(Stored items from a collection)
>> Start

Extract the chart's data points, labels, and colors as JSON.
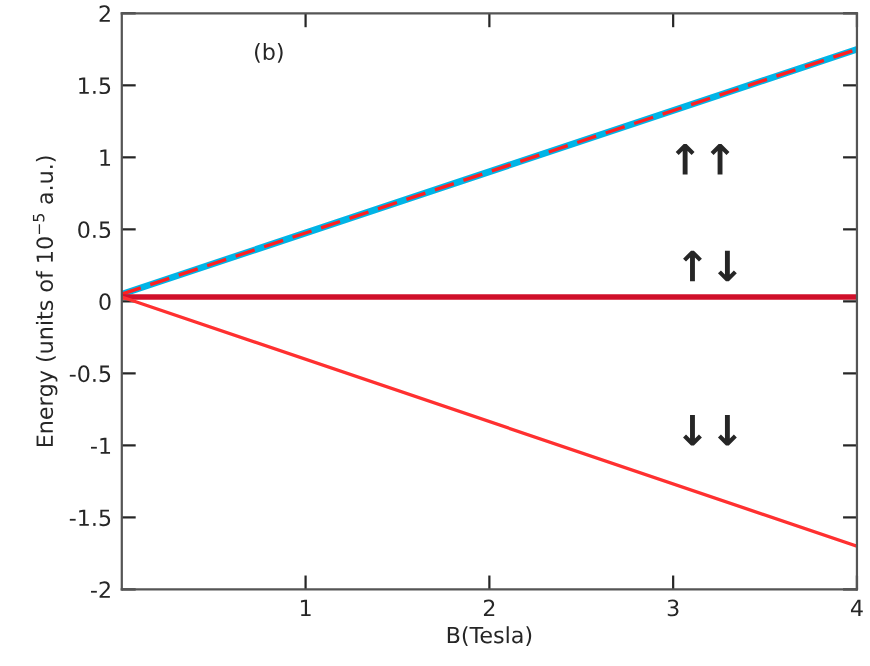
{
  "chart_data": {
    "type": "line",
    "xlabel": "B(Tesla)",
    "ylabel": "Energy (units of 10$^{−5}$ a.u.)",
    "x": [
      0,
      4
    ],
    "series": [
      {
        "color": "#00b4e6",
        "values": [
          0.05,
          1.75
        ]
      },
      {
        "color": "#ff2020",
        "values": [
          0.05,
          1.75
        ],
        "line_style": "dashed"
      },
      {
        "color": "#d0102a",
        "values": [
          0.03,
          0.03
        ]
      },
      {
        "color": "#ff3030",
        "values": [
          0.03,
          -1.7
        ]
      }
    ],
    "xlim": [
      0,
      4
    ],
    "xticks": [
      1,
      2,
      3,
      4
    ],
    "ylim": [
      -2,
      2
    ],
    "yticks": [
      -2,
      -1.5,
      -1,
      -0.5,
      0,
      0.5,
      1,
      1.5,
      2
    ],
    "annotations": [
      "(b)",
      "↑↑",
      "↑↓",
      "↓↓"
    ],
    "grid": false,
    "legend": false,
    "marker": "none"
  }
}
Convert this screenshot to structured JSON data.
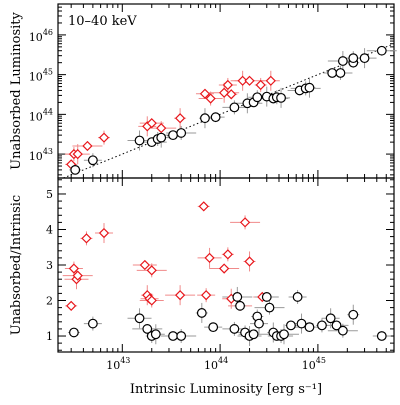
{
  "chart_data": [
    {
      "type": "scatter",
      "panel": "top",
      "annotation": "10–40 keV",
      "xlabel": "Intrinsic Luminosity [erg s⁻¹]",
      "ylabel": "Unabsorbed Luminosity",
      "xscale": "log",
      "yscale": "log",
      "xlim": [
        2.2e+42,
        6e+45
      ],
      "ylim": [
        2.5e+42,
        6e+46
      ],
      "x_ticks": [
        {
          "label": "10",
          "exp": "43",
          "value": 1e+43
        },
        {
          "label": "10",
          "exp": "44",
          "value": 1e+44
        },
        {
          "label": "10",
          "exp": "45",
          "value": 1e+45
        }
      ],
      "y_ticks": [
        {
          "label": "10",
          "exp": "43",
          "value": 1e+43
        },
        {
          "label": "10",
          "exp": "44",
          "value": 1e+44
        },
        {
          "label": "10",
          "exp": "45",
          "value": 1e+45
        },
        {
          "label": "10",
          "exp": "46",
          "value": 1e+46
        }
      ],
      "reference_line": "y = x",
      "series": [
        {
          "marker": "diamond",
          "color": "#e8171c",
          "points": [
            {
              "x": 3e+42,
              "y": 5.5e+42
            },
            {
              "x": 3.2e+42,
              "y": 1e+43
            },
            {
              "x": 3.5e+42,
              "y": 1e+43
            },
            {
              "x": 4.4e+42,
              "y": 1.6e+43
            },
            {
              "x": 6.5e+42,
              "y": 2.6e+43
            },
            {
              "x": 1.8e+43,
              "y": 5e+43
            },
            {
              "x": 2e+43,
              "y": 6e+43
            },
            {
              "x": 2.5e+43,
              "y": 4.5e+43
            },
            {
              "x": 3.9e+43,
              "y": 8e+43
            },
            {
              "x": 7e+43,
              "y": 3.3e+44
            },
            {
              "x": 8e+43,
              "y": 2.5e+44
            },
            {
              "x": 1.1e+44,
              "y": 3.5e+44
            },
            {
              "x": 1.3e+44,
              "y": 3.2e+44
            },
            {
              "x": 1.2e+44,
              "y": 5.5e+44
            },
            {
              "x": 1.7e+44,
              "y": 7e+44
            },
            {
              "x": 2e+44,
              "y": 7e+44
            },
            {
              "x": 2.6e+44,
              "y": 5.5e+44
            },
            {
              "x": 3.3e+44,
              "y": 7e+44
            }
          ]
        },
        {
          "marker": "circle",
          "color": "#000000",
          "points": [
            {
              "x": 3.3e+42,
              "y": 4e+42
            },
            {
              "x": 5e+42,
              "y": 7e+42
            },
            {
              "x": 1.5e+43,
              "y": 2.2e+43
            },
            {
              "x": 2e+43,
              "y": 2e+43
            },
            {
              "x": 2.3e+43,
              "y": 2.4e+43
            },
            {
              "x": 2.5e+43,
              "y": 2.6e+43
            },
            {
              "x": 3.3e+43,
              "y": 3e+43
            },
            {
              "x": 4e+43,
              "y": 3.4e+43
            },
            {
              "x": 7e+43,
              "y": 8e+43
            },
            {
              "x": 9e+43,
              "y": 8.5e+43
            },
            {
              "x": 1.4e+44,
              "y": 1.5e+44
            },
            {
              "x": 1.9e+44,
              "y": 1.9e+44
            },
            {
              "x": 2.2e+44,
              "y": 2e+44
            },
            {
              "x": 2.4e+44,
              "y": 2.7e+44
            },
            {
              "x": 3e+44,
              "y": 2.8e+44
            },
            {
              "x": 3.5e+44,
              "y": 2.5e+44
            },
            {
              "x": 3.8e+44,
              "y": 2.7e+44
            },
            {
              "x": 4.2e+44,
              "y": 2.6e+44
            },
            {
              "x": 6.5e+44,
              "y": 4e+44
            },
            {
              "x": 7.5e+44,
              "y": 4.5e+44
            },
            {
              "x": 8.2e+44,
              "y": 4.7e+44
            },
            {
              "x": 1.4e+45,
              "y": 1.1e+45
            },
            {
              "x": 1.7e+45,
              "y": 1.1e+45
            },
            {
              "x": 1.8e+45,
              "y": 2.2e+45
            },
            {
              "x": 2.3e+45,
              "y": 2e+45
            },
            {
              "x": 2.3e+45,
              "y": 2.6e+45
            },
            {
              "x": 3e+45,
              "y": 2.6e+45
            },
            {
              "x": 4.5e+45,
              "y": 4e+45
            }
          ]
        }
      ]
    },
    {
      "type": "scatter",
      "panel": "bottom",
      "xlabel": "Intrinsic Luminosity [erg s⁻¹]",
      "ylabel": "Unabsorbed/Intrinsic",
      "xscale": "log",
      "yscale": "linear",
      "xlim": [
        2.2e+42,
        6e+45
      ],
      "ylim": [
        0.55,
        5.45
      ],
      "x_ticks": [
        {
          "label": "10",
          "exp": "43",
          "value": 1e+43
        },
        {
          "label": "10",
          "exp": "44",
          "value": 1e+44
        },
        {
          "label": "10",
          "exp": "45",
          "value": 1e+45
        }
      ],
      "y_ticks": [
        {
          "label": "1",
          "value": 1
        },
        {
          "label": "2",
          "value": 2
        },
        {
          "label": "3",
          "value": 3
        },
        {
          "label": "4",
          "value": 4
        },
        {
          "label": "5",
          "value": 5
        }
      ],
      "series": [
        {
          "marker": "diamond",
          "color": "#e8171c",
          "points": [
            {
              "x": 3e+42,
              "y": 1.85
            },
            {
              "x": 3.2e+42,
              "y": 2.9
            },
            {
              "x": 3.4e+42,
              "y": 2.6
            },
            {
              "x": 3.5e+42,
              "y": 2.7
            },
            {
              "x": 4.3e+42,
              "y": 3.75
            },
            {
              "x": 6.5e+42,
              "y": 3.9
            },
            {
              "x": 1.7e+43,
              "y": 3.0
            },
            {
              "x": 2e+43,
              "y": 2.85
            },
            {
              "x": 1.8e+43,
              "y": 2.15
            },
            {
              "x": 1.9e+43,
              "y": 2.05
            },
            {
              "x": 2e+43,
              "y": 2.0
            },
            {
              "x": 3.9e+43,
              "y": 2.15
            },
            {
              "x": 6.8e+43,
              "y": 4.65
            },
            {
              "x": 7.2e+43,
              "y": 2.15
            },
            {
              "x": 7.8e+43,
              "y": 3.2
            },
            {
              "x": 1.1e+44,
              "y": 2.9
            },
            {
              "x": 1.2e+44,
              "y": 3.3
            },
            {
              "x": 1.3e+44,
              "y": 2.05
            },
            {
              "x": 1.6e+44,
              "y": 1.85
            },
            {
              "x": 1.8e+44,
              "y": 4.2
            },
            {
              "x": 2e+44,
              "y": 3.1
            },
            {
              "x": 2.7e+44,
              "y": 2.1
            }
          ]
        },
        {
          "marker": "circle",
          "color": "#000000",
          "points": [
            {
              "x": 3.2e+42,
              "y": 1.1
            },
            {
              "x": 5e+42,
              "y": 1.35
            },
            {
              "x": 1.5e+43,
              "y": 1.5
            },
            {
              "x": 1.8e+43,
              "y": 1.2
            },
            {
              "x": 2e+43,
              "y": 1.0
            },
            {
              "x": 2.2e+43,
              "y": 1.05
            },
            {
              "x": 3.3e+43,
              "y": 1.0
            },
            {
              "x": 4e+43,
              "y": 1.0
            },
            {
              "x": 6.5e+43,
              "y": 1.65
            },
            {
              "x": 8.5e+43,
              "y": 1.25
            },
            {
              "x": 1.4e+44,
              "y": 1.2
            },
            {
              "x": 1.5e+44,
              "y": 2.1
            },
            {
              "x": 1.6e+44,
              "y": 1.85
            },
            {
              "x": 1.8e+44,
              "y": 1.1
            },
            {
              "x": 2e+44,
              "y": 1.0
            },
            {
              "x": 2.2e+44,
              "y": 1.05
            },
            {
              "x": 2.4e+44,
              "y": 1.55
            },
            {
              "x": 2.5e+44,
              "y": 1.35
            },
            {
              "x": 3e+44,
              "y": 2.1
            },
            {
              "x": 3.2e+44,
              "y": 1.8
            },
            {
              "x": 3.5e+44,
              "y": 1.1
            },
            {
              "x": 3.8e+44,
              "y": 1.0
            },
            {
              "x": 4.2e+44,
              "y": 1.0
            },
            {
              "x": 4.5e+44,
              "y": 1.05
            },
            {
              "x": 5.3e+44,
              "y": 1.3
            },
            {
              "x": 6.2e+44,
              "y": 2.1
            },
            {
              "x": 6.8e+44,
              "y": 1.35
            },
            {
              "x": 8.2e+44,
              "y": 1.25
            },
            {
              "x": 1.1e+45,
              "y": 1.3
            },
            {
              "x": 1.35e+45,
              "y": 1.5
            },
            {
              "x": 1.55e+45,
              "y": 1.3
            },
            {
              "x": 1.8e+45,
              "y": 1.15
            },
            {
              "x": 2.3e+45,
              "y": 1.6
            },
            {
              "x": 4.5e+45,
              "y": 1.0
            }
          ]
        }
      ]
    }
  ]
}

>> End

● **Aim of the task**: Find the lines above holding the word "Unabsorbed" and show them.

● **Answer to the task**:
      "ylabel": "Unabsorbed Luminosity",
      "ylabel": "Unabsorbed/Intrinsic",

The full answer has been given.